Give back the full listing, character for character, with no pictures.

......

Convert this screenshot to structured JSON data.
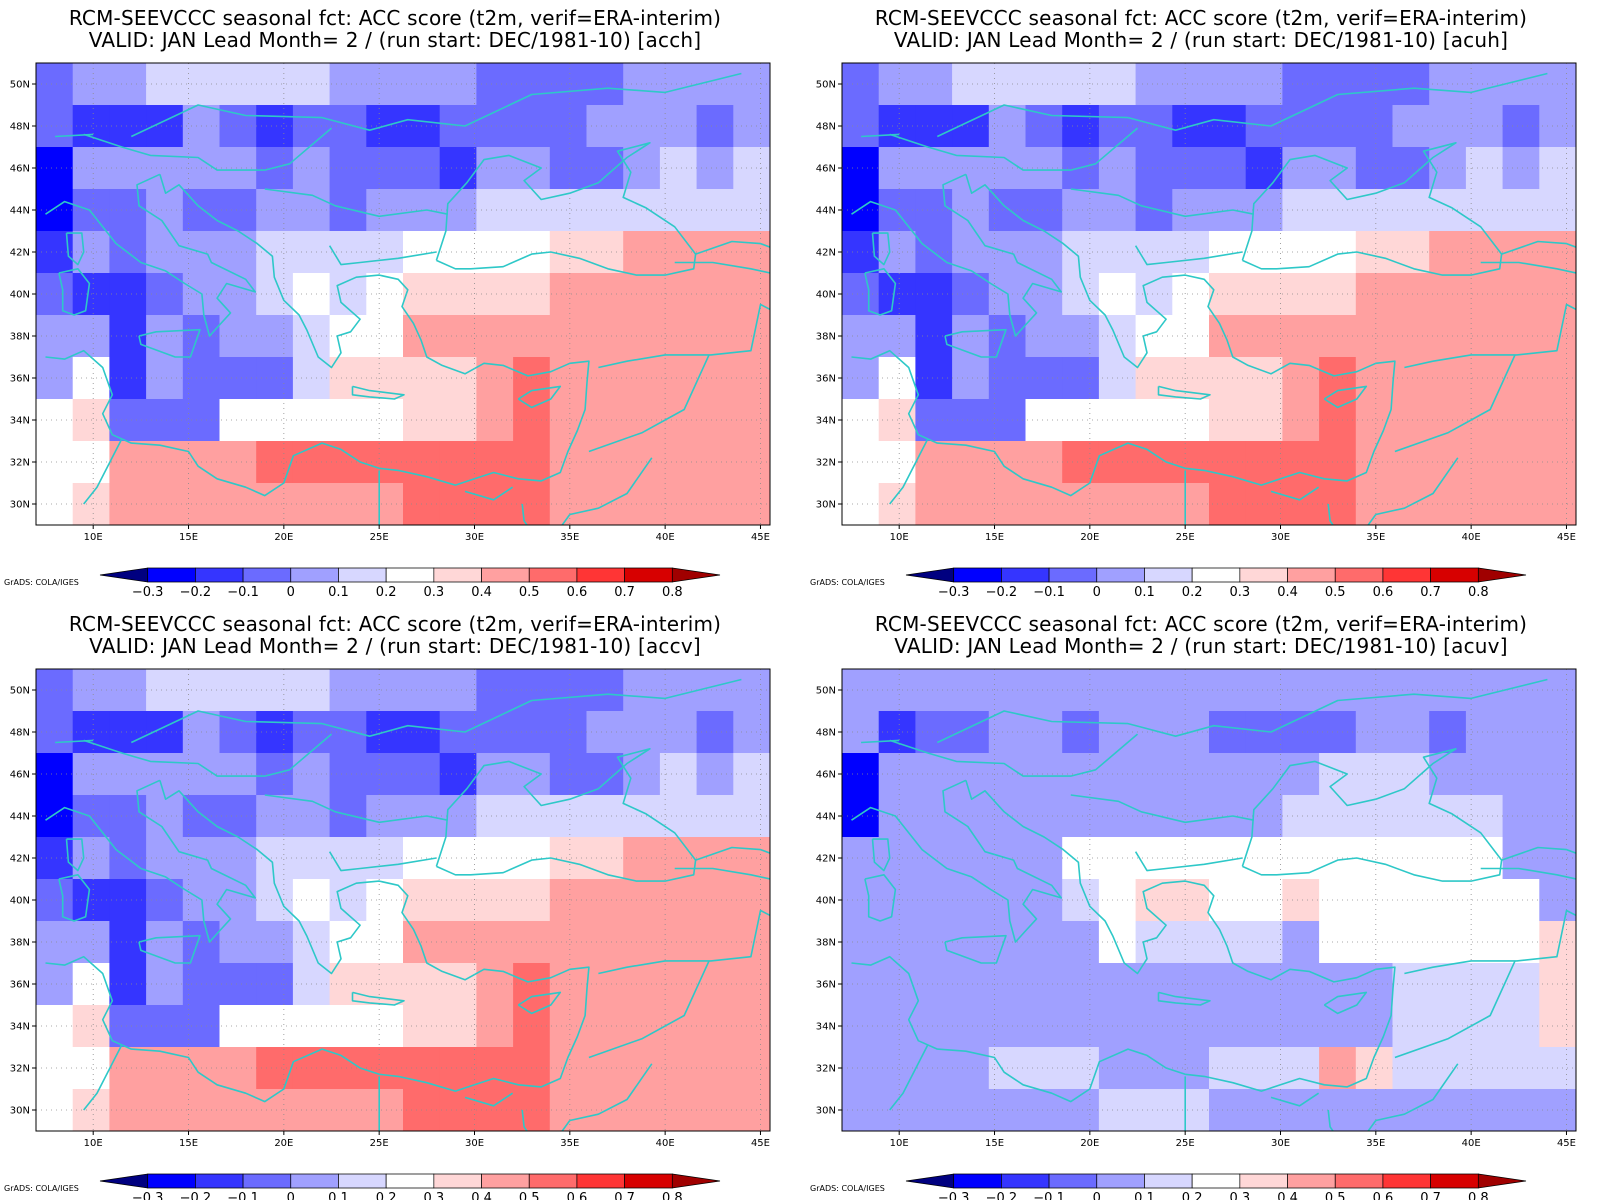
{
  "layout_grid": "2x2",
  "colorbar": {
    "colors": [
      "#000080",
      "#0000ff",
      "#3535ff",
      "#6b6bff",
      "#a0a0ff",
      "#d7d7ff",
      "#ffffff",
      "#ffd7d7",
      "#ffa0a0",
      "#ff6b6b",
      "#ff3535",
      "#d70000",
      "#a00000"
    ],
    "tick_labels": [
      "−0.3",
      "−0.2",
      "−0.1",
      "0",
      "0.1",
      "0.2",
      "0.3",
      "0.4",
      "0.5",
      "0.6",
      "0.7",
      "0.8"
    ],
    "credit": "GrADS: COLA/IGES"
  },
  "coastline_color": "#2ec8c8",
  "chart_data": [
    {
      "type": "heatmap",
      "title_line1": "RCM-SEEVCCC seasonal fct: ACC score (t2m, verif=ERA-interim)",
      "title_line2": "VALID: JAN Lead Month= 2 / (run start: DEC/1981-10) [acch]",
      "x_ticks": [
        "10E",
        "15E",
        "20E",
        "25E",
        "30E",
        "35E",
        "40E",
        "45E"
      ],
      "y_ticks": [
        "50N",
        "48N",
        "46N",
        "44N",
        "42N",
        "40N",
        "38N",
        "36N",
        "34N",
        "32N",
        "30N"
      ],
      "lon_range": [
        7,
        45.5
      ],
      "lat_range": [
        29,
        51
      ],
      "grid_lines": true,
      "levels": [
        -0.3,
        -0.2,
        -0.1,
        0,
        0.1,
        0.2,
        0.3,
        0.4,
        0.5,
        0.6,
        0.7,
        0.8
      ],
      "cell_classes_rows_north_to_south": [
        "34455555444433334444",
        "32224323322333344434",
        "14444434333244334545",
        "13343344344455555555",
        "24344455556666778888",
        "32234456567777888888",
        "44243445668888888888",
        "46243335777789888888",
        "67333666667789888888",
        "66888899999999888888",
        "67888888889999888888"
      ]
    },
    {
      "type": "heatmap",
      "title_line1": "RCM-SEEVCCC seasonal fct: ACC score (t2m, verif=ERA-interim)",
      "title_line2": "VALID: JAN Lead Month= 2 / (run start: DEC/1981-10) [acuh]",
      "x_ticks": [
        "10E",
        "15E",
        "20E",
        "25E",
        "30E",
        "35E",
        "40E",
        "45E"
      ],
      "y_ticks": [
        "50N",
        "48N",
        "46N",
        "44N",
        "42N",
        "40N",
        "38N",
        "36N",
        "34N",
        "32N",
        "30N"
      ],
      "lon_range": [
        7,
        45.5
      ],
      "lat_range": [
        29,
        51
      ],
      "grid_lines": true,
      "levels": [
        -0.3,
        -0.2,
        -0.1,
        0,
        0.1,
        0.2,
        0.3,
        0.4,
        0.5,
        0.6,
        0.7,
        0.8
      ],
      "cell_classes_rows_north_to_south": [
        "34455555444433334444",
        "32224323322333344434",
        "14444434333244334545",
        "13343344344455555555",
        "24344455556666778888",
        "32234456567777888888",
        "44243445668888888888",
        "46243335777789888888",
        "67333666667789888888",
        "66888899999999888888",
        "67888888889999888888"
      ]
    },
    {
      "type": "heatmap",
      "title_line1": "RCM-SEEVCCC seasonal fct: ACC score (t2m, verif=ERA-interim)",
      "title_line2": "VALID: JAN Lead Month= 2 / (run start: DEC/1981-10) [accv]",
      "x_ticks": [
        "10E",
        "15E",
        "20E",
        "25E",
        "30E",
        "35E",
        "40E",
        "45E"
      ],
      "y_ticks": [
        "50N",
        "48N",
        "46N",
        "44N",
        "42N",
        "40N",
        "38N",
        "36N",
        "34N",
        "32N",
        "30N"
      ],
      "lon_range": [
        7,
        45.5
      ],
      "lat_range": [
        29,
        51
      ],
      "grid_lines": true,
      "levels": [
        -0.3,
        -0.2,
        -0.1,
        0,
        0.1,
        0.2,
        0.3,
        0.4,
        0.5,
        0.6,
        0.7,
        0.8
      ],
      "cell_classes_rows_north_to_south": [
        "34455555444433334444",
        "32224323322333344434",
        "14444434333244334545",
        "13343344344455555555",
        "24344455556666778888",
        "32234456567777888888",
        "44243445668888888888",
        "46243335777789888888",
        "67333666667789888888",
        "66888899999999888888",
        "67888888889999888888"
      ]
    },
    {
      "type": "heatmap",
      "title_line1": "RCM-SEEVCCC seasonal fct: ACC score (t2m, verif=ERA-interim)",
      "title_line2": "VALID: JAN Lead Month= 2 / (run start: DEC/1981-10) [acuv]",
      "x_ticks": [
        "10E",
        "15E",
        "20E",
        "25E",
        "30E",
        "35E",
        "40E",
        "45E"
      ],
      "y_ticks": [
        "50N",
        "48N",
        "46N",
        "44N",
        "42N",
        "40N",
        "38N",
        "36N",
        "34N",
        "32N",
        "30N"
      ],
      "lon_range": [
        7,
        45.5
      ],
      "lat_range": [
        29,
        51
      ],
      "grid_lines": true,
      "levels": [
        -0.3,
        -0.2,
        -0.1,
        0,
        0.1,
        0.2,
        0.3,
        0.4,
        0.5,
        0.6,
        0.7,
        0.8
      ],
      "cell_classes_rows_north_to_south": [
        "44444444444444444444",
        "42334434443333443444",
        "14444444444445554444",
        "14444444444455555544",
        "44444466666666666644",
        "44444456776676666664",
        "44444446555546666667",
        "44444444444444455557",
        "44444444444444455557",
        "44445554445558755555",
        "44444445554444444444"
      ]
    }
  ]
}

......

RESPONSE:
Convert this screenshot to structured JSON data.
{
  "layout_grid": "2x2",
  "colorbar": {
    "colors": [
      "#000080",
      "#0000ff",
      "#3535ff",
      "#6b6bff",
      "#a0a0ff",
      "#d7d7ff",
      "#ffffff",
      "#ffd7d7",
      "#ffa0a0",
      "#ff6b6b",
      "#ff3535",
      "#d70000",
      "#a00000"
    ],
    "tick_labels": [
      "−0.3",
      "−0.2",
      "−0.1",
      "0",
      "0.1",
      "0.2",
      "0.3",
      "0.4",
      "0.5",
      "0.6",
      "0.7",
      "0.8"
    ],
    "credit": "GrADS: COLA/IGES"
  },
  "coastline_color": "#2ec8c8",
  "chart_data": [
    {
      "type": "heatmap",
      "title_line1": "RCM-SEEVCCC seasonal fct: ACC score (t2m, verif=ERA-interim)",
      "title_line2": "VALID: JAN Lead Month= 2 / (run start: DEC/1981-10) [acch]",
      "x_ticks": [
        "10E",
        "15E",
        "20E",
        "25E",
        "30E",
        "35E",
        "40E",
        "45E"
      ],
      "y_ticks": [
        "50N",
        "48N",
        "46N",
        "44N",
        "42N",
        "40N",
        "38N",
        "36N",
        "34N",
        "32N",
        "30N"
      ],
      "lon_range": [
        7,
        45.5
      ],
      "lat_range": [
        29,
        51
      ],
      "grid_lines": true,
      "levels": [
        -0.3,
        -0.2,
        -0.1,
        0,
        0.1,
        0.2,
        0.3,
        0.4,
        0.5,
        0.6,
        0.7,
        0.8
      ],
      "cell_classes_rows_north_to_south": [
        "34455555444433334444",
        "32224323322333344434",
        "14444434333244334545",
        "13343344344455555555",
        "24344455556666778888",
        "32234456567777888888",
        "44243445668888888888",
        "46243335777789888888",
        "67333666667789888888",
        "66888899999999888888",
        "67888888889999888888"
      ]
    },
    {
      "type": "heatmap",
      "title_line1": "RCM-SEEVCCC seasonal fct: ACC score (t2m, verif=ERA-interim)",
      "title_line2": "VALID: JAN Lead Month= 2 / (run start: DEC/1981-10) [acuh]",
      "x_ticks": [
        "10E",
        "15E",
        "20E",
        "25E",
        "30E",
        "35E",
        "40E",
        "45E"
      ],
      "y_ticks": [
        "50N",
        "48N",
        "46N",
        "44N",
        "42N",
        "40N",
        "38N",
        "36N",
        "34N",
        "32N",
        "30N"
      ],
      "lon_range": [
        7,
        45.5
      ],
      "lat_range": [
        29,
        51
      ],
      "grid_lines": true,
      "levels": [
        -0.3,
        -0.2,
        -0.1,
        0,
        0.1,
        0.2,
        0.3,
        0.4,
        0.5,
        0.6,
        0.7,
        0.8
      ],
      "cell_classes_rows_north_to_south": [
        "34455555444433334444",
        "32224323322333344434",
        "14444434333244334545",
        "13343344344455555555",
        "24344455556666778888",
        "32234456567777888888",
        "44243445668888888888",
        "46243335777789888888",
        "67333666667789888888",
        "66888899999999888888",
        "67888888889999888888"
      ]
    },
    {
      "type": "heatmap",
      "title_line1": "RCM-SEEVCCC seasonal fct: ACC score (t2m, verif=ERA-interim)",
      "title_line2": "VALID: JAN Lead Month= 2 / (run start: DEC/1981-10) [accv]",
      "x_ticks": [
        "10E",
        "15E",
        "20E",
        "25E",
        "30E",
        "35E",
        "40E",
        "45E"
      ],
      "y_ticks": [
        "50N",
        "48N",
        "46N",
        "44N",
        "42N",
        "40N",
        "38N",
        "36N",
        "34N",
        "32N",
        "30N"
      ],
      "lon_range": [
        7,
        45.5
      ],
      "lat_range": [
        29,
        51
      ],
      "grid_lines": true,
      "levels": [
        -0.3,
        -0.2,
        -0.1,
        0,
        0.1,
        0.2,
        0.3,
        0.4,
        0.5,
        0.6,
        0.7,
        0.8
      ],
      "cell_classes_rows_north_to_south": [
        "34455555444433334444",
        "32224323322333344434",
        "14444434333244334545",
        "13343344344455555555",
        "24344455556666778888",
        "32234456567777888888",
        "44243445668888888888",
        "46243335777789888888",
        "67333666667789888888",
        "66888899999999888888",
        "67888888889999888888"
      ]
    },
    {
      "type": "heatmap",
      "title_line1": "RCM-SEEVCCC seasonal fct: ACC score (t2m, verif=ERA-interim)",
      "title_line2": "VALID: JAN Lead Month= 2 / (run start: DEC/1981-10) [acuv]",
      "x_ticks": [
        "10E",
        "15E",
        "20E",
        "25E",
        "30E",
        "35E",
        "40E",
        "45E"
      ],
      "y_ticks": [
        "50N",
        "48N",
        "46N",
        "44N",
        "42N",
        "40N",
        "38N",
        "36N",
        "34N",
        "32N",
        "30N"
      ],
      "lon_range": [
        7,
        45.5
      ],
      "lat_range": [
        29,
        51
      ],
      "grid_lines": true,
      "levels": [
        -0.3,
        -0.2,
        -0.1,
        0,
        0.1,
        0.2,
        0.3,
        0.4,
        0.5,
        0.6,
        0.7,
        0.8
      ],
      "cell_classes_rows_north_to_south": [
        "44444444444444444444",
        "42334434443333443444",
        "14444444444445554444",
        "14444444444455555544",
        "44444466666666666644",
        "44444456776676666664",
        "44444446555546666667",
        "44444444444444455557",
        "44444444444444455557",
        "44445554445558755555",
        "44444445554444444444"
      ]
    }
  ]
}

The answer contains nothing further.